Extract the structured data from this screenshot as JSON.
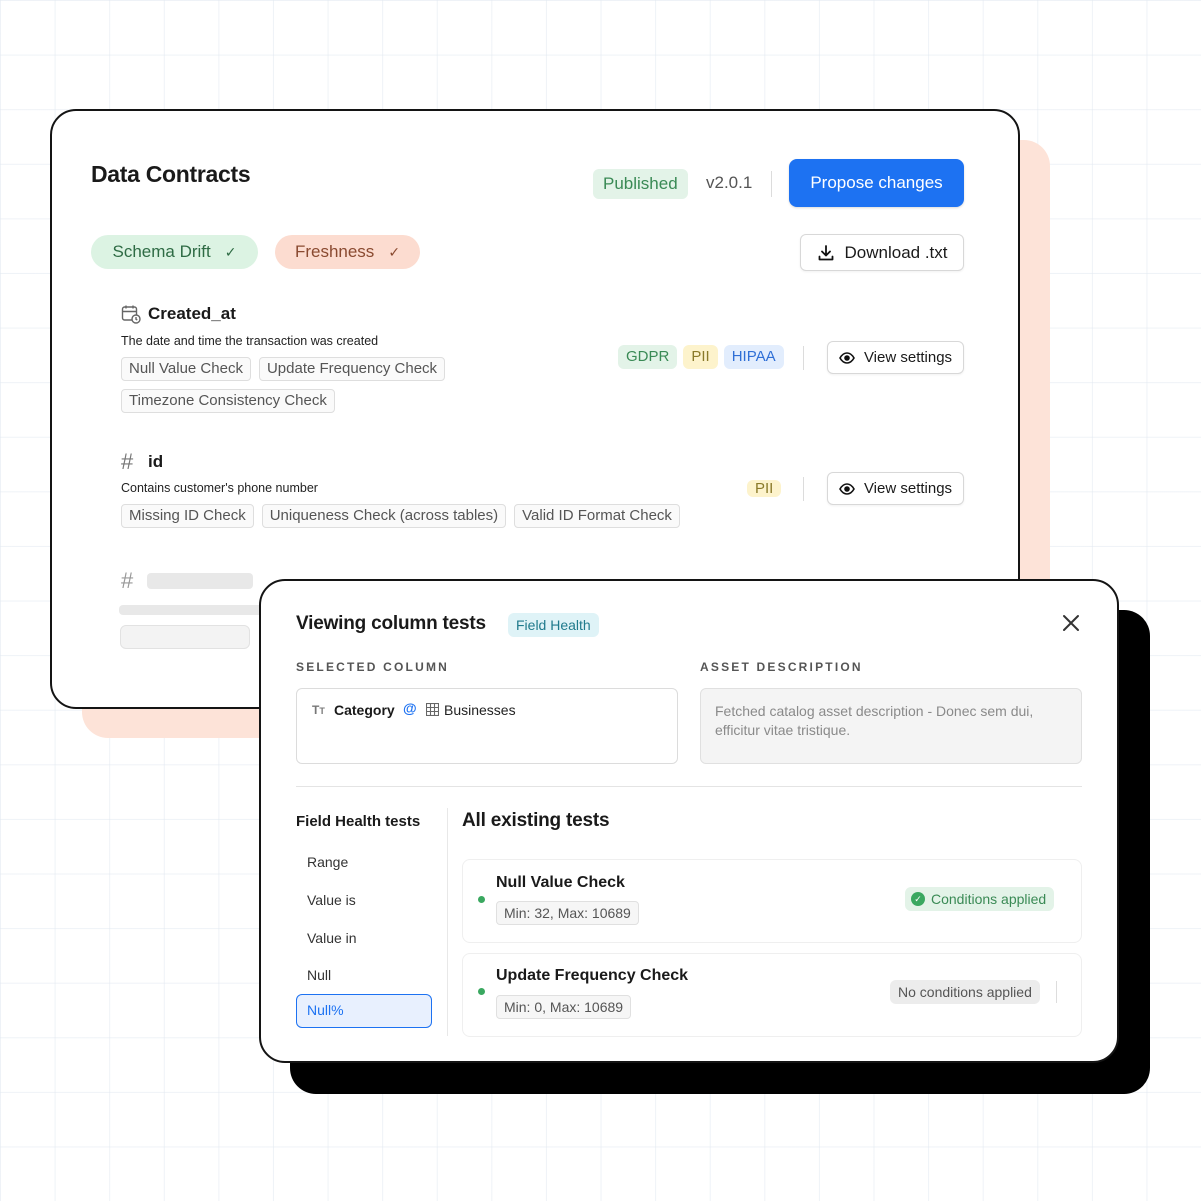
{
  "contract": {
    "title": "Data Contracts",
    "status": "Published",
    "version": "v2.0.1",
    "propose_label": "Propose changes",
    "download_label": "Download .txt",
    "pills": [
      {
        "label": "Schema Drift",
        "color": "#dcf3e3"
      },
      {
        "label": "Freshness",
        "color": "#fcdcd0"
      }
    ],
    "fields": [
      {
        "icon": "calendar-clock-icon",
        "name": "Created_at",
        "description": "The date and time the transaction was created",
        "checks": [
          "Null Value Check",
          "Update Frequency Check",
          "Timezone Consistency Check"
        ],
        "tags": [
          "GDPR",
          "PII",
          "HIPAA"
        ],
        "action_label": "View settings"
      },
      {
        "icon": "hash-icon",
        "name": "id",
        "description": "Contains customer's phone number",
        "checks": [
          "Missing ID Check",
          "Uniqueness Check (across tables)",
          "Valid ID Format Check"
        ],
        "tags": [
          "PII"
        ],
        "action_label": "View settings"
      }
    ]
  },
  "modal": {
    "title": "Viewing column tests",
    "badge": "Field Health",
    "selected_column_label": "SELECTED COLUMN",
    "asset_description_label": "ASSET DESCRIPTION",
    "column_name": "Category",
    "column_table": "Businesses",
    "asset_description": "Fetched catalog asset description - Donec sem dui, efficitur vitae tristique.",
    "sidebar_title": "Field Health tests",
    "sidebar_items": [
      "Range",
      "Value is",
      "Value in",
      "Null",
      "Null%"
    ],
    "active_item": "Null%",
    "tests_title": "All existing tests",
    "tests": [
      {
        "name": "Null Value Check",
        "range": "Min: 32, Max: 10689",
        "status": "Conditions applied"
      },
      {
        "name": "Update Frequency Check",
        "range": "Min: 0, Max: 10689",
        "status": "No conditions applied"
      }
    ]
  },
  "colors": {
    "accent": "#1d72f2",
    "success": "#3aa860",
    "peach": "#fde3d8"
  }
}
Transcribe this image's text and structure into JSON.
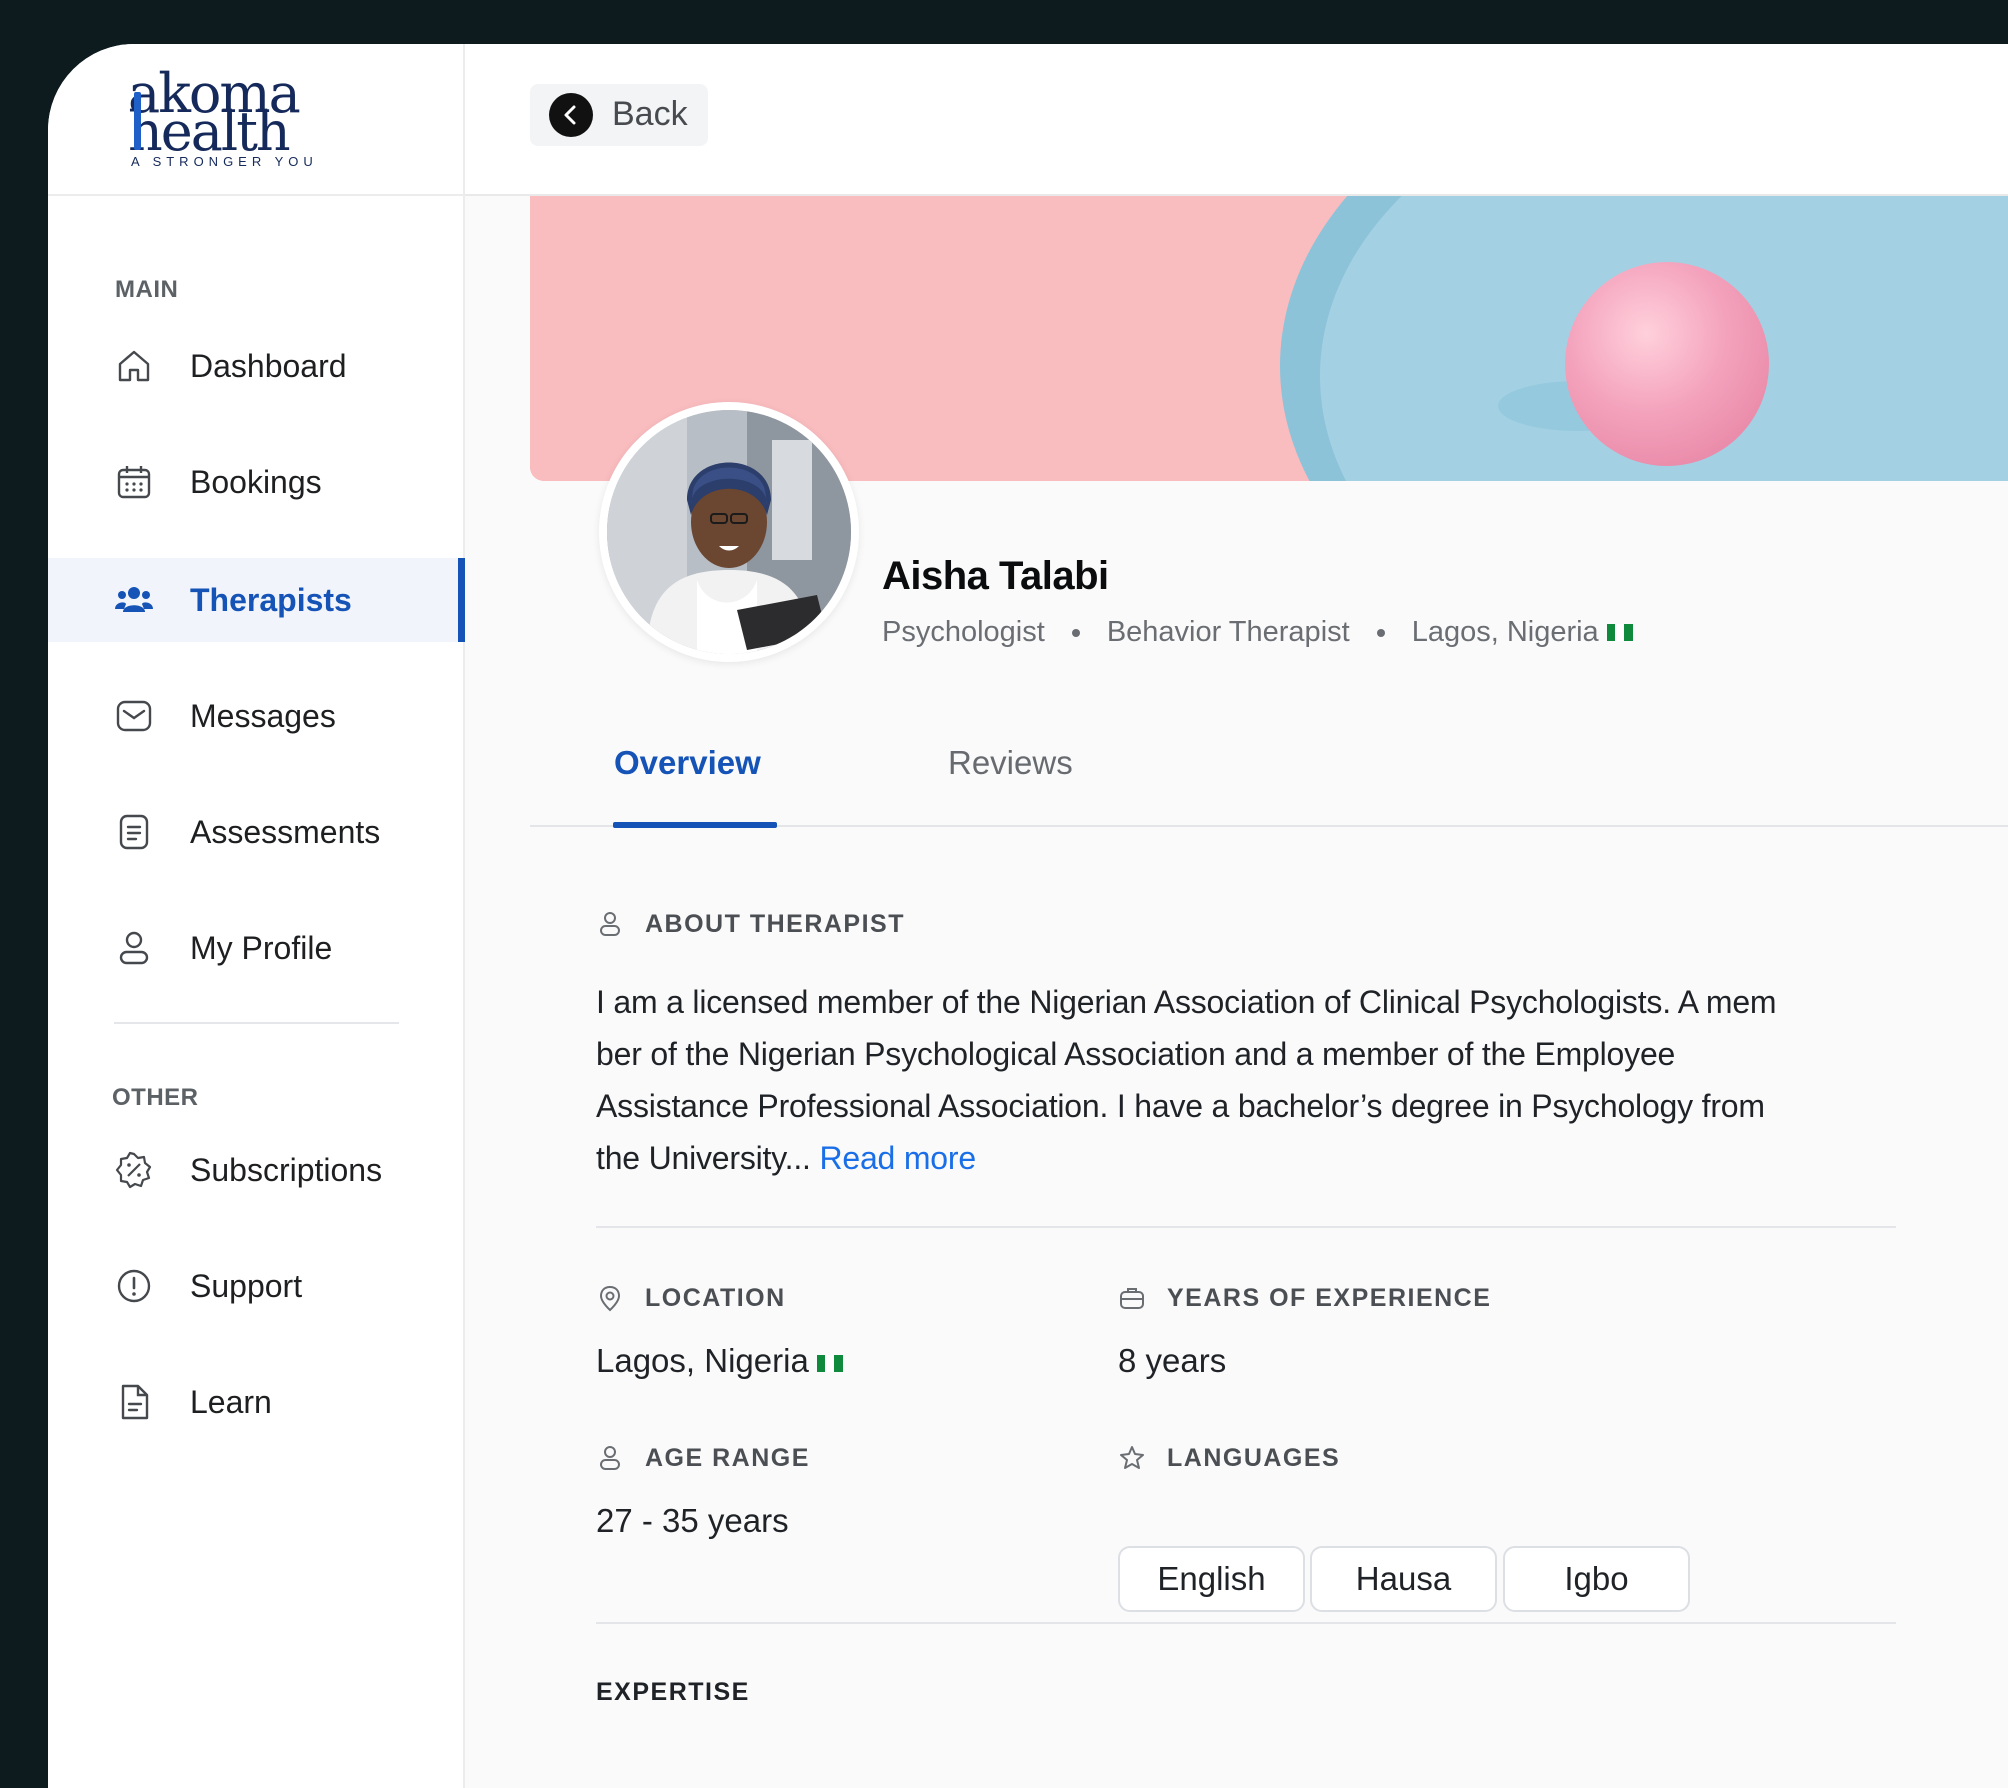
{
  "app": {
    "logo_line1": "akoma",
    "logo_line2": "health",
    "logo_tagline": "A STRONGER YOU"
  },
  "sidebar": {
    "main_heading": "MAIN",
    "other_heading": "OTHER",
    "main_items": [
      {
        "label": "Dashboard",
        "icon": "home-icon"
      },
      {
        "label": "Bookings",
        "icon": "calendar-icon"
      },
      {
        "label": "Therapists",
        "icon": "users-icon",
        "active": true
      },
      {
        "label": "Messages",
        "icon": "mail-icon"
      },
      {
        "label": "Assessments",
        "icon": "document-icon"
      },
      {
        "label": "My Profile",
        "icon": "user-icon"
      }
    ],
    "other_items": [
      {
        "label": "Subscriptions",
        "icon": "discount-badge-icon"
      },
      {
        "label": "Support",
        "icon": "alert-circle-icon"
      },
      {
        "label": "Learn",
        "icon": "file-icon"
      }
    ]
  },
  "topbar": {
    "back_label": "Back"
  },
  "profile": {
    "name": "Aisha Talabi",
    "roles": [
      "Psychologist",
      "Behavior Therapist"
    ],
    "location": "Lagos, Nigeria"
  },
  "tabs": {
    "overview": "Overview",
    "reviews": "Reviews",
    "active": "Overview"
  },
  "about": {
    "heading": "ABOUT THERAPIST",
    "line1": "I am a licensed member of the Nigerian Association of Clinical Psychologists. A mem",
    "line2": "ber of the Nigerian Psychological Association and a member of the Employee",
    "line3": "Assistance Professional Association. I have a bachelor’s degree in Psychology from",
    "line4": "the University...",
    "read_more": "Read more"
  },
  "details": {
    "location_heading": "LOCATION",
    "location_value": "Lagos, Nigeria",
    "experience_heading": "YEARS OF EXPERIENCE",
    "experience_value": "8 years",
    "age_heading": "AGE RANGE",
    "age_value": "27 - 35 years",
    "languages_heading": "LANGUAGES",
    "languages": [
      "English",
      "Hausa",
      "Igbo"
    ]
  },
  "expertise": {
    "heading": "EXPERTISE"
  },
  "colors": {
    "accent": "#1553b6",
    "link": "#1a6fe8",
    "flag_green": "#0f8a3c",
    "banner_pink": "#f9bcbf",
    "banner_blue": "#9fcde0"
  }
}
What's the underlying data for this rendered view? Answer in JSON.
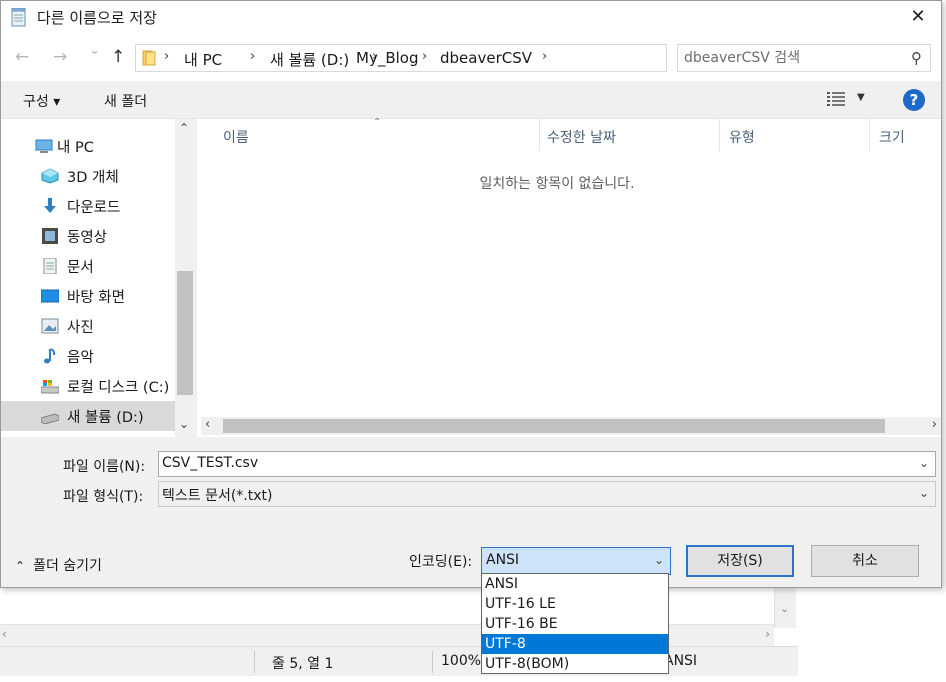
{
  "dialog": {
    "title": "다른 이름으로 저장",
    "close_glyph": "✕"
  },
  "nav": {
    "back_glyph": "←",
    "forward_glyph": "→",
    "recent_glyph": "⌄",
    "up_glyph": "↑",
    "breadcrumbs": [
      "내 PC",
      "새 볼륨 (D:)",
      "My_Blog",
      "dbeaverCSV"
    ],
    "crumb_sep": "›",
    "refresh_glyph": "↻",
    "search_placeholder": "dbeaverCSV 검색"
  },
  "toolbar": {
    "organize": "구성 ▾",
    "new_folder": "새 폴더",
    "help": "?"
  },
  "sidebar": {
    "items": [
      {
        "label": "내 PC",
        "icon": "pc-icon"
      },
      {
        "label": "3D 개체",
        "icon": "cube-icon"
      },
      {
        "label": "다운로드",
        "icon": "download-icon"
      },
      {
        "label": "동영상",
        "icon": "video-icon"
      },
      {
        "label": "문서",
        "icon": "document-icon"
      },
      {
        "label": "바탕 화면",
        "icon": "desktop-icon"
      },
      {
        "label": "사진",
        "icon": "pictures-icon"
      },
      {
        "label": "음악",
        "icon": "music-icon"
      },
      {
        "label": "로컬 디스크 (C:)",
        "icon": "drive-c-icon"
      },
      {
        "label": "새 볼륨 (D:)",
        "icon": "drive-d-icon",
        "selected": true
      }
    ]
  },
  "file_list": {
    "columns": [
      "이름",
      "수정한 날짜",
      "유형",
      "크기"
    ],
    "empty_message": "일치하는 항목이 없습니다."
  },
  "form": {
    "filename_label": "파일 이름(N):",
    "filename_value": "CSV_TEST.csv",
    "filetype_label": "파일 형식(T):",
    "filetype_value": "텍스트 문서(*.txt)",
    "hide_folders": "폴더 숨기기",
    "encoding_label": "인코딩(E):",
    "encoding_value": "ANSI",
    "encoding_options": [
      "ANSI",
      "UTF-16 LE",
      "UTF-16 BE",
      "UTF-8",
      "UTF-8(BOM)"
    ],
    "encoding_highlighted": "UTF-8",
    "save_label": "저장(S)",
    "cancel_label": "취소"
  },
  "background_window": {
    "status_position": "줄 5, 열 1",
    "status_zoom": "100%",
    "status_encoding": "ANSI"
  },
  "colors": {
    "accent": "#0078d7",
    "help_blue": "#1b6ac9",
    "selected_bg": "#d9d9d9"
  }
}
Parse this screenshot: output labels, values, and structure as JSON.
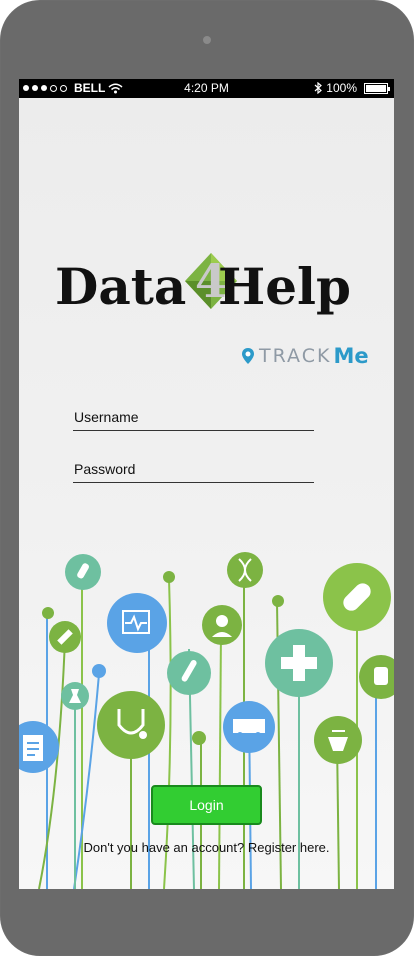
{
  "status_bar": {
    "carrier": "BELL",
    "time": "4:20 PM",
    "battery": "100%",
    "signal_bars_filled": 3,
    "signal_bars_total": 5
  },
  "logo": {
    "part_left": "Data",
    "part_number": "4",
    "part_right": "Help"
  },
  "brand": {
    "track": "TRACK",
    "me": "Me"
  },
  "form": {
    "username_label": "Username",
    "password_label": "Password"
  },
  "login_button": "Login",
  "register_text": "Don't you have an account? Register here.",
  "colors": {
    "accent_green": "#32cd32",
    "teal": "#2c9ac9",
    "icon_green": "#7cb342",
    "icon_blue": "#5aa3e6",
    "icon_mint": "#6ec0a0"
  },
  "icons": [
    "test-tube-icon",
    "dna-icon",
    "heartbeat-monitor-icon",
    "pill-icon",
    "syringe-icon",
    "nurse-icon",
    "medical-cross-icon",
    "thermometer-icon",
    "flask-icon",
    "clipboard-icon",
    "stethoscope-icon",
    "ambulance-icon",
    "pharmacy-icon",
    "iv-bag-icon"
  ]
}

-------

### Instruction
Reply with the number of lines in the preceding entries that contain "tests", and no other words.

### Response to the task
4